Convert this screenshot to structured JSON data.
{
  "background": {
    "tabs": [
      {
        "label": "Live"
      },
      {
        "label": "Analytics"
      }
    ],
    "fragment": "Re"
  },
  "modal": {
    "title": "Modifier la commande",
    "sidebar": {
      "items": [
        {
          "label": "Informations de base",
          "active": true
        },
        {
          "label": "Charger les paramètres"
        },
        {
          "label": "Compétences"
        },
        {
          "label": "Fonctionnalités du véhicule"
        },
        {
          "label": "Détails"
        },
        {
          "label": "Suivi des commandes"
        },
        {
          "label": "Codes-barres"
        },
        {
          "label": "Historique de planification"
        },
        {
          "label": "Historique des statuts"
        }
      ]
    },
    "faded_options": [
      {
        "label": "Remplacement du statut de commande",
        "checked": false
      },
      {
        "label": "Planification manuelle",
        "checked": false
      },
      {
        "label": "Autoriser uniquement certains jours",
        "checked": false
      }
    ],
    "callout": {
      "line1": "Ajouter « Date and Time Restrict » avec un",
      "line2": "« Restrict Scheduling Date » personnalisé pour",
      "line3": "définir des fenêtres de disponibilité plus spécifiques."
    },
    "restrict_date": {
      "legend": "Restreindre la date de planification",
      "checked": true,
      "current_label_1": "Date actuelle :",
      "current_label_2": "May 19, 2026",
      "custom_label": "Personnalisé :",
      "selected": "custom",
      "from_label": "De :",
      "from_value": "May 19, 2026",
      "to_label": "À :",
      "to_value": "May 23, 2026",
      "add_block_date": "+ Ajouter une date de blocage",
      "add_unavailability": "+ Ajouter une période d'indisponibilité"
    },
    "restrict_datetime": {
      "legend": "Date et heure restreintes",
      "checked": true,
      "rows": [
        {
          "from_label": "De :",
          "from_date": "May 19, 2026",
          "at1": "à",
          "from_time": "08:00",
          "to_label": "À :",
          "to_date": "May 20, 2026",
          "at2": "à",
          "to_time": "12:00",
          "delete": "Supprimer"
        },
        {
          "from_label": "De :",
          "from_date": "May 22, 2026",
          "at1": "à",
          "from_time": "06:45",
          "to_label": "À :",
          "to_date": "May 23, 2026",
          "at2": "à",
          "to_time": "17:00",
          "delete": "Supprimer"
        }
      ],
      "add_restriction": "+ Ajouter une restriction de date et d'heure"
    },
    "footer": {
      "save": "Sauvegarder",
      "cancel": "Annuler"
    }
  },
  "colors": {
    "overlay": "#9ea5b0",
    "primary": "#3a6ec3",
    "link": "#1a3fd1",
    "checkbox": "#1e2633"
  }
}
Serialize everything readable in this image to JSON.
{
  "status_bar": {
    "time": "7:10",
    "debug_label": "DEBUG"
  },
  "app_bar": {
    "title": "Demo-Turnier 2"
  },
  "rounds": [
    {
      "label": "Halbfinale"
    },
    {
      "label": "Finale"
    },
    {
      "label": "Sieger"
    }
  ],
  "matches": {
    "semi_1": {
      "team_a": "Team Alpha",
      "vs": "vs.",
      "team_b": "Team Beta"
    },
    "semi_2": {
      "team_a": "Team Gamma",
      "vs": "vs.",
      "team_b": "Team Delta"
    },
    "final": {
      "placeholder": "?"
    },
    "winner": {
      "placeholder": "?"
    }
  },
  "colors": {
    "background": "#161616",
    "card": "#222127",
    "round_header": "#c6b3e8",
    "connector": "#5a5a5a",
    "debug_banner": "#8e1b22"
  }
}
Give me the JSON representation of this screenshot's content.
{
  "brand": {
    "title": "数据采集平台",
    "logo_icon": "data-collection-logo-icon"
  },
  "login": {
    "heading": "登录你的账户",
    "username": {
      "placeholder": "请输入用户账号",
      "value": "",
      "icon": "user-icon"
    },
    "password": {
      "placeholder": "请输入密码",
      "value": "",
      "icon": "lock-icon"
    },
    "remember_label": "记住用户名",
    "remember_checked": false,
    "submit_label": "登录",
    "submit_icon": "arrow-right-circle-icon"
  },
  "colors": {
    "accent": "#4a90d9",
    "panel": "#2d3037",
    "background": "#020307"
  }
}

━━━

__WHAT TO WORK ON__: Retype, exactly and only, the lines running from the one with "Give me the" through the final line of the listing above.

__TASK RESPONSE__:
Give me the JSON representation of this screenshot's content.
{
  "brand": {
    "title": "数据采集平台",
    "logo_icon": "data-collection-logo-icon"
  },
  "login": {
    "heading": "登录你的账户",
    "username": {
      "placeholder": "请输入用户账号",
      "value": "",
      "icon": "user-icon"
    },
    "password": {
      "placeholder": "请输入密码",
      "value": "",
      "icon": "lock-icon"
    },
    "remember_label": "记住用户名",
    "remember_checked": false,
    "submit_label": "登录",
    "submit_icon": "arrow-right-circle-icon"
  },
  "colors": {
    "accent": "#4a90d9",
    "panel": "#2d3037",
    "background": "#020307"
  }
}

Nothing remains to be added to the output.